The exercise:
Reproduce all entries word for word.

Extracted records:
--- start ---

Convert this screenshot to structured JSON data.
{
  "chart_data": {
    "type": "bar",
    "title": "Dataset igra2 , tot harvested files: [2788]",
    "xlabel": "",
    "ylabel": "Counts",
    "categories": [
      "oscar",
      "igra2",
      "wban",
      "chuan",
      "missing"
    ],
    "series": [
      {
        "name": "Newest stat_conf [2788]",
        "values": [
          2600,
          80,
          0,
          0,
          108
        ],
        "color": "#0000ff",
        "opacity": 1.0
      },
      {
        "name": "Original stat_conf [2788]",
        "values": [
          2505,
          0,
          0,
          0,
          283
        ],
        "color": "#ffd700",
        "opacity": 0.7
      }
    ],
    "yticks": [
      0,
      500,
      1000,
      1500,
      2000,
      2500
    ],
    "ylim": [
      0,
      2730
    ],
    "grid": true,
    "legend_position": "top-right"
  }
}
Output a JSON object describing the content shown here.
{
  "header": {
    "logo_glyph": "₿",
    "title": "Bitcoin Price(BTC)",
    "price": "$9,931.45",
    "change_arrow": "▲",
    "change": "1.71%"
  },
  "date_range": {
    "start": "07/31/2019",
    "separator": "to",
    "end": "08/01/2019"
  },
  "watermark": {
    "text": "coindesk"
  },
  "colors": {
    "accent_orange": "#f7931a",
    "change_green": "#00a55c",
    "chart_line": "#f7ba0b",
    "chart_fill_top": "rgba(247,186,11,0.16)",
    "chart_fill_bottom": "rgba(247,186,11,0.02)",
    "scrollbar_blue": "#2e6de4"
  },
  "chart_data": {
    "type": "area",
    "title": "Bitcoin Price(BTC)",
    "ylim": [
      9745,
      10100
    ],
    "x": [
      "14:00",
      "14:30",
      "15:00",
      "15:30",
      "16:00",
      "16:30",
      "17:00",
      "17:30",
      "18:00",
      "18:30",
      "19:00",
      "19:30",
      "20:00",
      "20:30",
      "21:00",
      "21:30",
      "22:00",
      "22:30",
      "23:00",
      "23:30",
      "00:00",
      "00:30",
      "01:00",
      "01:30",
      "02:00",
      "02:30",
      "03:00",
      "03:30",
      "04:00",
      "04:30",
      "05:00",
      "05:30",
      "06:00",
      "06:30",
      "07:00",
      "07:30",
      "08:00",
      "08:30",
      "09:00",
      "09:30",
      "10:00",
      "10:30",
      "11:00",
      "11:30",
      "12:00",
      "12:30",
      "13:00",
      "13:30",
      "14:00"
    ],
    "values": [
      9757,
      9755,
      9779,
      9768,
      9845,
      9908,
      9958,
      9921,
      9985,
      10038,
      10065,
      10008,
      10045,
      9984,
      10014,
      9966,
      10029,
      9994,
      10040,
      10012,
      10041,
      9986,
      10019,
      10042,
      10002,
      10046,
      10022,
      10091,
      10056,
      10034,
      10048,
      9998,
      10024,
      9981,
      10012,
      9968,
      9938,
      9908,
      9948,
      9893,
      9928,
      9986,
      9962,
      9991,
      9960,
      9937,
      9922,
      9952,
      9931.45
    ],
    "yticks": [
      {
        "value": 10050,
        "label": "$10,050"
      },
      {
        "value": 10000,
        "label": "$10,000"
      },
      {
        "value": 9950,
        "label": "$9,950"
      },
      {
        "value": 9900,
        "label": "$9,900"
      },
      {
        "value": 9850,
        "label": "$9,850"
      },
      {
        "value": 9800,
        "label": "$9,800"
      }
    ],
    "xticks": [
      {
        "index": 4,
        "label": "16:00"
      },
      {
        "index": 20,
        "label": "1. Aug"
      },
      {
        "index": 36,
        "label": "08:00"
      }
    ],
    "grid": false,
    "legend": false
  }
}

--- end ---

Right answer:
Convert this screenshot to structured JSON data.
{
  "chart_data": {
    "type": "bar",
    "title": "Dataset igra2 , tot harvested files: [2788]",
    "xlabel": "",
    "ylabel": "Counts",
    "categories": [
      "oscar",
      "igra2",
      "wban",
      "chuan",
      "missing"
    ],
    "series": [
      {
        "name": "Newest stat_conf [2788]",
        "values": [
          2600,
          80,
          0,
          0,
          108
        ],
        "color": "#0000ff",
        "opacity": 1.0
      },
      {
        "name": "Original stat_conf [2788]",
        "values": [
          2505,
          0,
          0,
          0,
          283
        ],
        "color": "#ffd700",
        "opacity": 0.7
      }
    ],
    "yticks": [
      0,
      500,
      1000,
      1500,
      2000,
      2500
    ],
    "ylim": [
      0,
      2730
    ],
    "grid": true,
    "legend_position": "top-right"
  }
}
Output a JSON object describing the content shown here.
{
  "header": {
    "logo_glyph": "₿",
    "title": "Bitcoin Price(BTC)",
    "price": "$9,931.45",
    "change_arrow": "▲",
    "change": "1.71%"
  },
  "date_range": {
    "start": "07/31/2019",
    "separator": "to",
    "end": "08/01/2019"
  },
  "watermark": {
    "text": "coindesk"
  },
  "colors": {
    "accent_orange": "#f7931a",
    "change_green": "#00a55c",
    "chart_line": "#f7ba0b",
    "chart_fill_top": "rgba(247,186,11,0.16)",
    "chart_fill_bottom": "rgba(247,186,11,0.02)",
    "scrollbar_blue": "#2e6de4"
  },
  "chart_data": {
    "type": "area",
    "title": "Bitcoin Price(BTC)",
    "ylim": [
      9745,
      10100
    ],
    "x": [
      "14:00",
      "14:30",
      "15:00",
      "15:30",
      "16:00",
      "16:30",
      "17:00",
      "17:30",
      "18:00",
      "18:30",
      "19:00",
      "19:30",
      "20:00",
      "20:30",
      "21:00",
      "21:30",
      "22:00",
      "22:30",
      "23:00",
      "23:30",
      "00:00",
      "00:30",
      "01:00",
      "01:30",
      "02:00",
      "02:30",
      "03:00",
      "03:30",
      "04:00",
      "04:30",
      "05:00",
      "05:30",
      "06:00",
      "06:30",
      "07:00",
      "07:30",
      "08:00",
      "08:30",
      "09:00",
      "09:30",
      "10:00",
      "10:30",
      "11:00",
      "11:30",
      "12:00",
      "12:30",
      "13:00",
      "13:30",
      "14:00"
    ],
    "values": [
      9757,
      9755,
      9779,
      9768,
      9845,
      9908,
      9958,
      9921,
      9985,
      10038,
      10065,
      10008,
      10045,
      9984,
      10014,
      9966,
      10029,
      9994,
      10040,
      10012,
      10041,
      9986,
      10019,
      10042,
      10002,
      10046,
      10022,
      10091,
      10056,
      10034,
      10048,
      9998,
      10024,
      9981,
      10012,
      9968,
      9938,
      9908,
      9948,
      9893,
      9928,
      9986,
      9962,
      9991,
      9960,
      9937,
      9922,
      9952,
      9931.45
    ],
    "yticks": [
      {
        "value": 10050,
        "label": "$10,050"
      },
      {
        "value": 10000,
        "label": "$10,000"
      },
      {
        "value": 9950,
        "label": "$9,950"
      },
      {
        "value": 9900,
        "label": "$9,900"
      },
      {
        "value": 9850,
        "label": "$9,850"
      },
      {
        "value": 9800,
        "label": "$9,800"
      }
    ],
    "xticks": [
      {
        "index": 4,
        "label": "16:00"
      },
      {
        "index": 20,
        "label": "1. Aug"
      },
      {
        "index": 36,
        "label": "08:00"
      }
    ],
    "grid": false,
    "legend": false
  }
}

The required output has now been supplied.